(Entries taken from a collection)

* * * * * * * * *

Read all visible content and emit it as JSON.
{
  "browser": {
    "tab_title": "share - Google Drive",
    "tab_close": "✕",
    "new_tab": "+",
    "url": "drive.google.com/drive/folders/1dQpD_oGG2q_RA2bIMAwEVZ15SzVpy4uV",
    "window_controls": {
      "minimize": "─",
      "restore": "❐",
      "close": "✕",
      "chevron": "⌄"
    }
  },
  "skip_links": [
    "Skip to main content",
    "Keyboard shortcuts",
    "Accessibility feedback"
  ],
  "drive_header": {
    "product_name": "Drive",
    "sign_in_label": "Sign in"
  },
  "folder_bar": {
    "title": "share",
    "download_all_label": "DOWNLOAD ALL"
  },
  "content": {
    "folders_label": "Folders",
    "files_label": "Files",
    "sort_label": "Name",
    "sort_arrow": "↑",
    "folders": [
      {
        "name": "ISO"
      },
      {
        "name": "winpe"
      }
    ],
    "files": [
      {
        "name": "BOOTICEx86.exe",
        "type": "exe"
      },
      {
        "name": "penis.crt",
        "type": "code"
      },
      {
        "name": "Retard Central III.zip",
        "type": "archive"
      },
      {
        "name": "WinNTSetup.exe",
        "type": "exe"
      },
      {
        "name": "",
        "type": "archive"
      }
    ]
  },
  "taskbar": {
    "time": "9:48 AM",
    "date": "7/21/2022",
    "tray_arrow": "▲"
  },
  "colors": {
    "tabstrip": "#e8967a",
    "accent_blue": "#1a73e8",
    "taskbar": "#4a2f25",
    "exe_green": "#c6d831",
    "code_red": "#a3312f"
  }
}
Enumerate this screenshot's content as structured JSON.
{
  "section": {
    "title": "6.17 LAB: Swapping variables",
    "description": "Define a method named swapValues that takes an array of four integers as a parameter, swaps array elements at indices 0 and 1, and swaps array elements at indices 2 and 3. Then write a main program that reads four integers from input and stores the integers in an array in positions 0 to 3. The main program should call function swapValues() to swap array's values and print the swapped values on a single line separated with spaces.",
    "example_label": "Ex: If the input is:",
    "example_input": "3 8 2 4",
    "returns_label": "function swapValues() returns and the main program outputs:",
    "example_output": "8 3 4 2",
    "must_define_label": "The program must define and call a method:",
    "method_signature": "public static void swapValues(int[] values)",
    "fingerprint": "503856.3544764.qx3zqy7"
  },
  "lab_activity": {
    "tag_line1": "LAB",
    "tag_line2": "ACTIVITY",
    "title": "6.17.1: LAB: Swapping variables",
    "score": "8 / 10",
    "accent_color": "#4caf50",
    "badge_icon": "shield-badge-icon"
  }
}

* * * * * * * * *

## [Aim of the exercise]
Reproduce the entries above in full, verbatim.

## [Full answer]
Read all visible content and emit it as JSON.
{
  "browser": {
    "tab_title": "share - Google Drive",
    "tab_close": "✕",
    "new_tab": "+",
    "url": "drive.google.com/drive/folders/1dQpD_oGG2q_RA2bIMAwEVZ15SzVpy4uV",
    "window_controls": {
      "minimize": "─",
      "restore": "❐",
      "close": "✕",
      "chevron": "⌄"
    }
  },
  "skip_links": [
    "Skip to main content",
    "Keyboard shortcuts",
    "Accessibility feedback"
  ],
  "drive_header": {
    "product_name": "Drive",
    "sign_in_label": "Sign in"
  },
  "folder_bar": {
    "title": "share",
    "download_all_label": "DOWNLOAD ALL"
  },
  "content": {
    "folders_label": "Folders",
    "files_label": "Files",
    "sort_label": "Name",
    "sort_arrow": "↑",
    "folders": [
      {
        "name": "ISO"
      },
      {
        "name": "winpe"
      }
    ],
    "files": [
      {
        "name": "BOOTICEx86.exe",
        "type": "exe"
      },
      {
        "name": "penis.crt",
        "type": "code"
      },
      {
        "name": "Retard Central III.zip",
        "type": "archive"
      },
      {
        "name": "WinNTSetup.exe",
        "type": "exe"
      },
      {
        "name": "",
        "type": "archive"
      }
    ]
  },
  "taskbar": {
    "time": "9:48 AM",
    "date": "7/21/2022",
    "tray_arrow": "▲"
  },
  "colors": {
    "tabstrip": "#e8967a",
    "accent_blue": "#1a73e8",
    "taskbar": "#4a2f25",
    "exe_green": "#c6d831",
    "code_red": "#a3312f"
  }
}
Enumerate this screenshot's content as structured JSON.
{
  "section": {
    "title": "6.17 LAB: Swapping variables",
    "description": "Define a method named swapValues that takes an array of four integers as a parameter, swaps array elements at indices 0 and 1, and swaps array elements at indices 2 and 3. Then write a main program that reads four integers from input and stores the integers in an array in positions 0 to 3. The main program should call function swapValues() to swap array's values and print the swapped values on a single line separated with spaces.",
    "example_label": "Ex: If the input is:",
    "example_input": "3 8 2 4",
    "returns_label": "function swapValues() returns and the main program outputs:",
    "example_output": "8 3 4 2",
    "must_define_label": "The program must define and call a method:",
    "method_signature": "public static void swapValues(int[] values)",
    "fingerprint": "503856.3544764.qx3zqy7"
  },
  "lab_activity": {
    "tag_line1": "LAB",
    "tag_line2": "ACTIVITY",
    "title": "6.17.1: LAB: Swapping variables",
    "score": "8 / 10",
    "accent_color": "#4caf50",
    "badge_icon": "shield-badge-icon"
  }
}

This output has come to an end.